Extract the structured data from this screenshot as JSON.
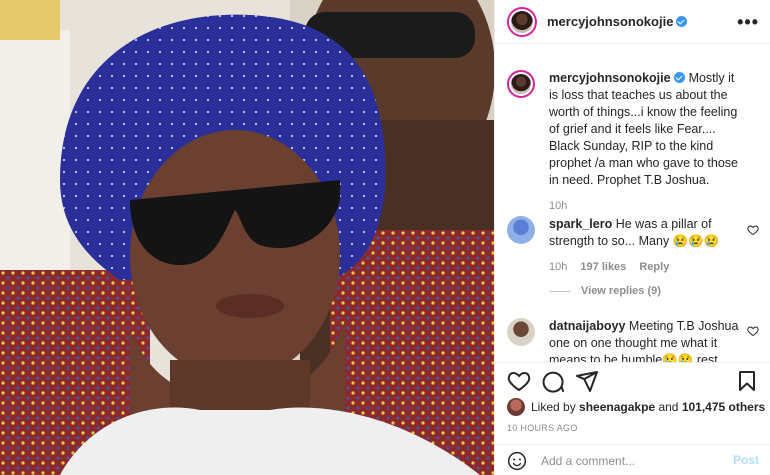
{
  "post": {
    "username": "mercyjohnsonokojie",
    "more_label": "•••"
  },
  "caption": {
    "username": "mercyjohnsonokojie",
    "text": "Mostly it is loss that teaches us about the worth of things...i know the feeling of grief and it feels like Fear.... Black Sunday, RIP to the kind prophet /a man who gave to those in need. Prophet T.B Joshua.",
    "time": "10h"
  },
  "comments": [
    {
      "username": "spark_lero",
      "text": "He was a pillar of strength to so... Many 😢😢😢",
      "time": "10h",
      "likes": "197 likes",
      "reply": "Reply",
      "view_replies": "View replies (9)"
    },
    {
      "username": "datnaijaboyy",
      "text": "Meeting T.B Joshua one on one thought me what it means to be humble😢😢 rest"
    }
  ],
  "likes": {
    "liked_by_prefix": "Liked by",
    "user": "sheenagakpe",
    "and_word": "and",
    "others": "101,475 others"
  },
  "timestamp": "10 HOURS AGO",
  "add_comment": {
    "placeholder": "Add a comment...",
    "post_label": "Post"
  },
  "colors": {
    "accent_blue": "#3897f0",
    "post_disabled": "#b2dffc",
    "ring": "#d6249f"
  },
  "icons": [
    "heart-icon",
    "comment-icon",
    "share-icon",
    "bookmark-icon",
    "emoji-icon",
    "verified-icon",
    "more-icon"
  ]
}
______________________________
Give back the entries verbatim. Do not include any picture.

Extract the structured data from this screenshot as JSON.
{
  "post": {
    "username": "mercyjohnsonokojie",
    "more_label": "•••"
  },
  "caption": {
    "username": "mercyjohnsonokojie",
    "text": "Mostly it is loss that teaches us about the worth of things...i know the feeling of grief and it feels like Fear.... Black Sunday, RIP to the kind prophet /a man who gave to those in need. Prophet T.B Joshua.",
    "time": "10h"
  },
  "comments": [
    {
      "username": "spark_lero",
      "text": "He was a pillar of strength to so... Many 😢😢😢",
      "time": "10h",
      "likes": "197 likes",
      "reply": "Reply",
      "view_replies": "View replies (9)"
    },
    {
      "username": "datnaijaboyy",
      "text": "Meeting T.B Joshua one on one thought me what it means to be humble😢😢 rest"
    }
  ],
  "likes": {
    "liked_by_prefix": "Liked by",
    "user": "sheenagakpe",
    "and_word": "and",
    "others": "101,475 others"
  },
  "timestamp": "10 HOURS AGO",
  "add_comment": {
    "placeholder": "Add a comment...",
    "post_label": "Post"
  },
  "colors": {
    "accent_blue": "#3897f0",
    "post_disabled": "#b2dffc",
    "ring": "#d6249f"
  },
  "icons": [
    "heart-icon",
    "comment-icon",
    "share-icon",
    "bookmark-icon",
    "emoji-icon",
    "verified-icon",
    "more-icon"
  ]
}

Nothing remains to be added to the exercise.